### DIRECTIVE
Report every line below that holds the word "JSON".

Stored data
--------------------------------------------------

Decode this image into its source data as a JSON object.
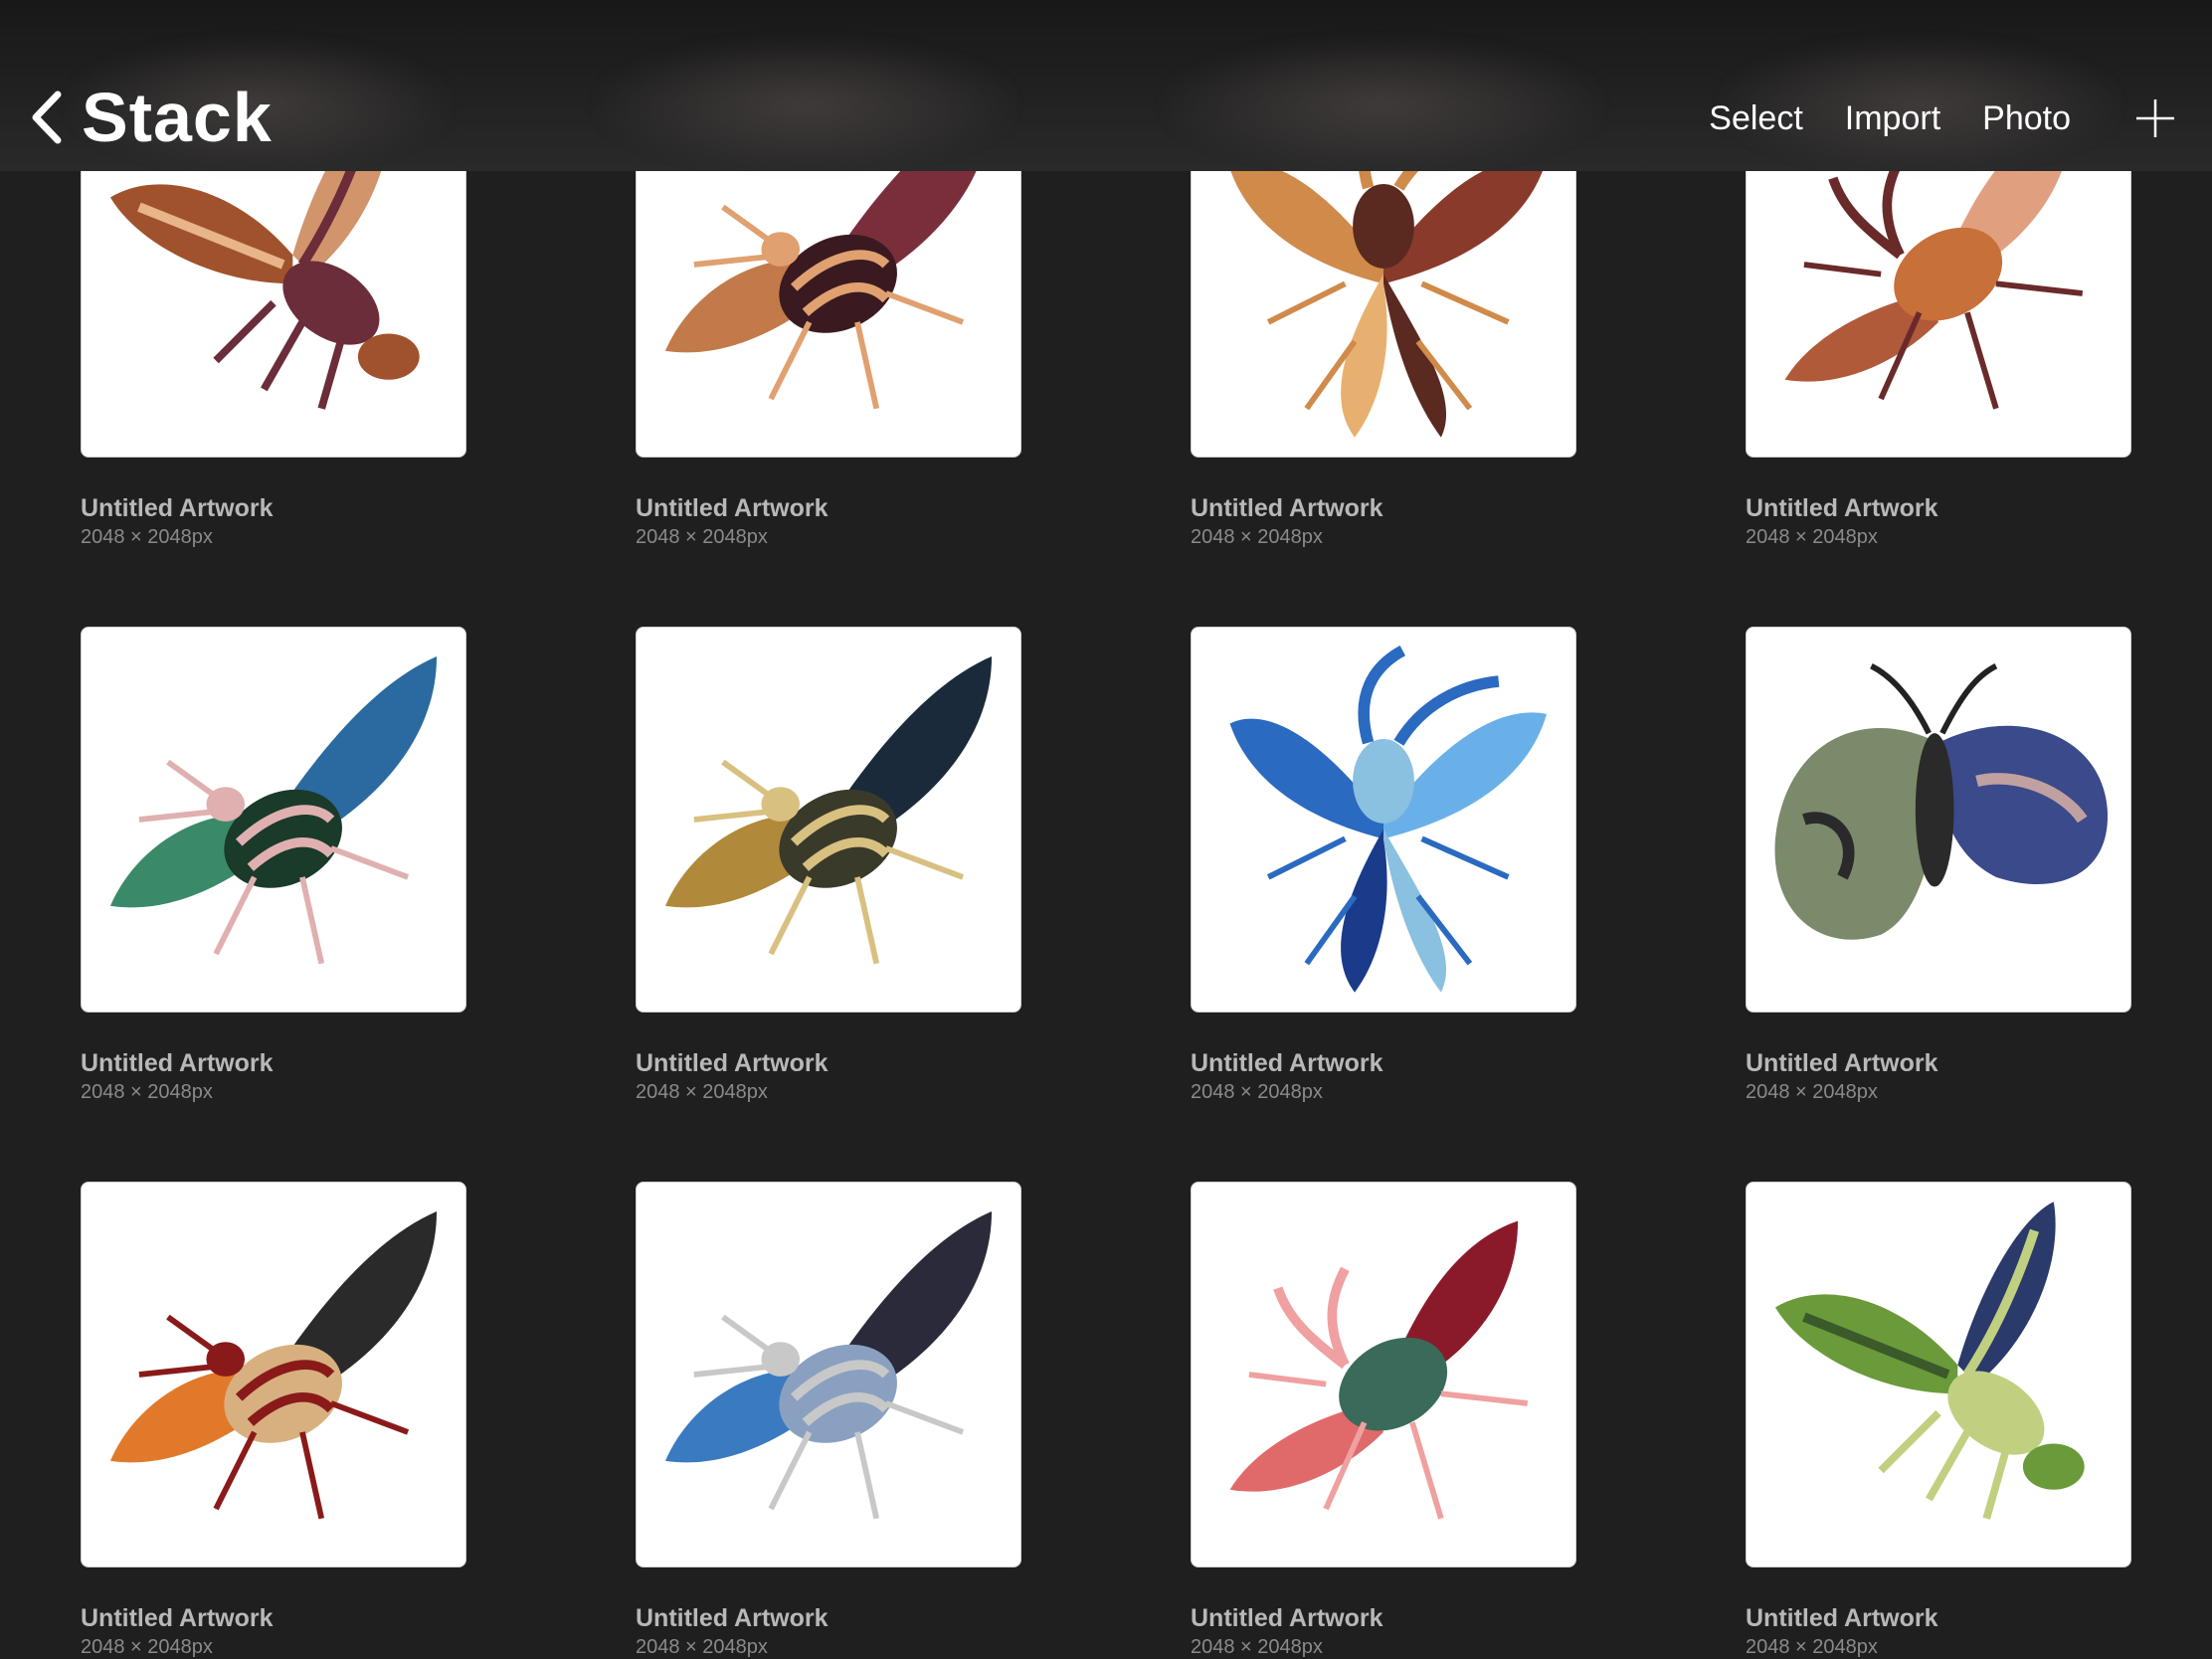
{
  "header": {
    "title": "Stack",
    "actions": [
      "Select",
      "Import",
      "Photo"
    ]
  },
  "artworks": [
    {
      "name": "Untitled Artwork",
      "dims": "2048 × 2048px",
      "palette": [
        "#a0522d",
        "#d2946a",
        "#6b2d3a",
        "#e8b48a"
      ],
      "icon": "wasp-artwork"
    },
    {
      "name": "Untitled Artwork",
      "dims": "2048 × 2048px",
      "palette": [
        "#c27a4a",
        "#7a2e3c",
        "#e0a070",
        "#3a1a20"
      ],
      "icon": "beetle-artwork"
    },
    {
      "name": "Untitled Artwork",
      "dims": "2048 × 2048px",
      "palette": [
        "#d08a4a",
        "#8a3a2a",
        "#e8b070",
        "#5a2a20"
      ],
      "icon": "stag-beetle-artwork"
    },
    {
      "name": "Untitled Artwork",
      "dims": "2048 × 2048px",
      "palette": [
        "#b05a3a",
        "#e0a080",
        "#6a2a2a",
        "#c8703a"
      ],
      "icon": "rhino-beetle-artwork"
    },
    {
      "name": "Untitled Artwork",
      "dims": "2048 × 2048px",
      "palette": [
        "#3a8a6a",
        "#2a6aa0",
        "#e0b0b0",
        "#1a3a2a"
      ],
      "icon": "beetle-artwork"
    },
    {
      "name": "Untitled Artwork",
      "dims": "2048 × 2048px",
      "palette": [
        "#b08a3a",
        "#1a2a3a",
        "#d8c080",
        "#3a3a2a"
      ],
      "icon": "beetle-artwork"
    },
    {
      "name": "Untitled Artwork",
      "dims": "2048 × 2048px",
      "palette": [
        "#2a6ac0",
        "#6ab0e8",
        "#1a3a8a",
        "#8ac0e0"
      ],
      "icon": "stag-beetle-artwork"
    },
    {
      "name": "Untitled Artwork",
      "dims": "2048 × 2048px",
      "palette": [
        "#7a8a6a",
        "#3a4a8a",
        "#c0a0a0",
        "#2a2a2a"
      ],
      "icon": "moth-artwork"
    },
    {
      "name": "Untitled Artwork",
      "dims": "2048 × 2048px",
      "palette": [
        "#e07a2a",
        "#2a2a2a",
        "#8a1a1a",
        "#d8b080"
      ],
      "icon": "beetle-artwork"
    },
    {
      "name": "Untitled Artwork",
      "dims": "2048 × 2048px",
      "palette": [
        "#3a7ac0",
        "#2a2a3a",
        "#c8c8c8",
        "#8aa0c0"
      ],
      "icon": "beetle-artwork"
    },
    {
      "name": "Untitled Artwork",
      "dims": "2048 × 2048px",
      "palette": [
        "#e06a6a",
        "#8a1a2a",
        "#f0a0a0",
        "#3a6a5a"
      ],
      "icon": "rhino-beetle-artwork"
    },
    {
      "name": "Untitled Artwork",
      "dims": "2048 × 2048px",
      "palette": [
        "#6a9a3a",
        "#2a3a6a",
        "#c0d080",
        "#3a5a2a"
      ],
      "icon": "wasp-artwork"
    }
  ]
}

--------------------------------------------------

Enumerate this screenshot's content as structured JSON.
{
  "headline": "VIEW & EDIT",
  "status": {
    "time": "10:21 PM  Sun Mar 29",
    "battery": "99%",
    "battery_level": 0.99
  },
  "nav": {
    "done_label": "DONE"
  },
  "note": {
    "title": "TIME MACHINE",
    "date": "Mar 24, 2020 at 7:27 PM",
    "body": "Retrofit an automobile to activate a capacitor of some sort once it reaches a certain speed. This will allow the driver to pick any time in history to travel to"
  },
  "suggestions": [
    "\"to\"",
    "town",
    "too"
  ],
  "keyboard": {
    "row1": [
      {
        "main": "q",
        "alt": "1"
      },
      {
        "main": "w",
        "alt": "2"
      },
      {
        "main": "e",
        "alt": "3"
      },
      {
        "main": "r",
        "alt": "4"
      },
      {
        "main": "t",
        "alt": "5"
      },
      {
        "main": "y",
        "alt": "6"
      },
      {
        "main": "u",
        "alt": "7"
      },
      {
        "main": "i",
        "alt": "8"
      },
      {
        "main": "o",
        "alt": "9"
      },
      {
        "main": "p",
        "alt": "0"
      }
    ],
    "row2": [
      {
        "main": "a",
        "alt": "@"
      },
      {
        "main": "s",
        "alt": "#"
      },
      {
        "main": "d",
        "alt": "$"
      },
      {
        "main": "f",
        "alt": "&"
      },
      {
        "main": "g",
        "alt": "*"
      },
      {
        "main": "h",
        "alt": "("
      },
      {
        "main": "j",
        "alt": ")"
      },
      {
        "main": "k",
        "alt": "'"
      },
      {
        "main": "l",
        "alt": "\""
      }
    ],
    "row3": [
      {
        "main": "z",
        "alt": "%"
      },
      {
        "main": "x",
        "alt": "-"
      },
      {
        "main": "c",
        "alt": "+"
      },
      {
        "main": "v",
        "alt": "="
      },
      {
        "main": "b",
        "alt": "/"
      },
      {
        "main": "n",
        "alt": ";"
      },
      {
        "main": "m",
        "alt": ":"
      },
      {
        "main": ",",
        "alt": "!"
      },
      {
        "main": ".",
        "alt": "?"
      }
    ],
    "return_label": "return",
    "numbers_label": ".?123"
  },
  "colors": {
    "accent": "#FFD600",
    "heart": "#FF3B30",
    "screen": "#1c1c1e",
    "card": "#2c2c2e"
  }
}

--------------------------------------------------

### THE REPLY
Decode this image into its source data as a JSON object.
Enumerate this screenshot's content as structured JSON.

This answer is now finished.